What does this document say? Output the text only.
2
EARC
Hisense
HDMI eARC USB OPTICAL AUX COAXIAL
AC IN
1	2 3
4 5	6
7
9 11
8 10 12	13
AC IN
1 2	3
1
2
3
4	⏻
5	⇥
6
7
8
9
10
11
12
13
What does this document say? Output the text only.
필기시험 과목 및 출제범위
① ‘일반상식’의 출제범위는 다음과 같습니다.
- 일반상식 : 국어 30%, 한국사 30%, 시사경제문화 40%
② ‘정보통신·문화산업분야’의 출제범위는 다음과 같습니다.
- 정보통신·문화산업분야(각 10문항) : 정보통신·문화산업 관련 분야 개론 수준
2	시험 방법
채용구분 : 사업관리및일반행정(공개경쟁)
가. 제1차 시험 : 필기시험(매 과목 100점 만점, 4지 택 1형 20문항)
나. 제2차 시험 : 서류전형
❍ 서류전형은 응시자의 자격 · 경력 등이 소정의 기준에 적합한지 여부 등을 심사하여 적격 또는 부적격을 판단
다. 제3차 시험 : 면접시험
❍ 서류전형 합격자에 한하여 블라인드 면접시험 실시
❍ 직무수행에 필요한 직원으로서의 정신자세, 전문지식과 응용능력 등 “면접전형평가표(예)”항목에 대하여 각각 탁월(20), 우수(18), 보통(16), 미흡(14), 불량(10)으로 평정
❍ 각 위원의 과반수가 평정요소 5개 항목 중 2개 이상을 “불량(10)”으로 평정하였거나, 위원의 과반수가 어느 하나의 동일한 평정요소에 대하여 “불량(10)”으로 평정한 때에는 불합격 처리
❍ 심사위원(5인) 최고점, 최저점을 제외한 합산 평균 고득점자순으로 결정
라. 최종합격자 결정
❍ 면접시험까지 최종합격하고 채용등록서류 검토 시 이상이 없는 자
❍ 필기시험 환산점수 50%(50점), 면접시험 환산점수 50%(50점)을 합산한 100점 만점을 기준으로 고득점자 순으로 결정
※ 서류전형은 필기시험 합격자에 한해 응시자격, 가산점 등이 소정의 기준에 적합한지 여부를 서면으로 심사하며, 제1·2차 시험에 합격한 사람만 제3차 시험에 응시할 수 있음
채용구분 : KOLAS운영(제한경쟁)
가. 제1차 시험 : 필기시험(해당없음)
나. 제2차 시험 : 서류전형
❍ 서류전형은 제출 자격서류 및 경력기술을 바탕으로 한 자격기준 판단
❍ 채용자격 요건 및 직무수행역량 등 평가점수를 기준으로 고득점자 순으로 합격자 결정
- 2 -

## WRITTEN INSTRUCTION
Copy out the whole listing exactly.

## OUTPUT FOR THIS TASK
What does this document say? Output the text only.
2
EARC
Hisense
HDMI eARC USB OPTICAL AUX COAXIAL
AC IN
1	2 3
4 5	6
7
9 11
8 10 12	13
AC IN
1 2	3
1
2
3
4	⏻
5	⇥
6
7
8
9
10
11
12
13
What does this document say? Output the text only.
필기시험 과목 및 출제범위
① ‘일반상식’의 출제범위는 다음과 같습니다.
- 일반상식 : 국어 30%, 한국사 30%, 시사경제문화 40%
② ‘정보통신·문화산업분야’의 출제범위는 다음과 같습니다.
- 정보통신·문화산업분야(각 10문항) : 정보통신·문화산업 관련 분야 개론 수준
2	시험 방법
채용구분 : 사업관리및일반행정(공개경쟁)
가. 제1차 시험 : 필기시험(매 과목 100점 만점, 4지 택 1형 20문항)
나. 제2차 시험 : 서류전형
❍ 서류전형은 응시자의 자격 · 경력 등이 소정의 기준에 적합한지 여부 등을 심사하여 적격 또는 부적격을 판단
다. 제3차 시험 : 면접시험
❍ 서류전형 합격자에 한하여 블라인드 면접시험 실시
❍ 직무수행에 필요한 직원으로서의 정신자세, 전문지식과 응용능력 등 “면접전형평가표(예)”항목에 대하여 각각 탁월(20), 우수(18), 보통(16), 미흡(14), 불량(10)으로 평정
❍ 각 위원의 과반수가 평정요소 5개 항목 중 2개 이상을 “불량(10)”으로 평정하였거나, 위원의 과반수가 어느 하나의 동일한 평정요소에 대하여 “불량(10)”으로 평정한 때에는 불합격 처리
❍ 심사위원(5인) 최고점, 최저점을 제외한 합산 평균 고득점자순으로 결정
라. 최종합격자 결정
❍ 면접시험까지 최종합격하고 채용등록서류 검토 시 이상이 없는 자
❍ 필기시험 환산점수 50%(50점), 면접시험 환산점수 50%(50점)을 합산한 100점 만점을 기준으로 고득점자 순으로 결정
※ 서류전형은 필기시험 합격자에 한해 응시자격, 가산점 등이 소정의 기준에 적합한지 여부를 서면으로 심사하며, 제1·2차 시험에 합격한 사람만 제3차 시험에 응시할 수 있음
채용구분 : KOLAS운영(제한경쟁)
가. 제1차 시험 : 필기시험(해당없음)
나. 제2차 시험 : 서류전형
❍ 서류전형은 제출 자격서류 및 경력기술을 바탕으로 한 자격기준 판단
❍ 채용자격 요건 및 직무수행역량 등 평가점수를 기준으로 고득점자 순으로 합격자 결정
- 2 -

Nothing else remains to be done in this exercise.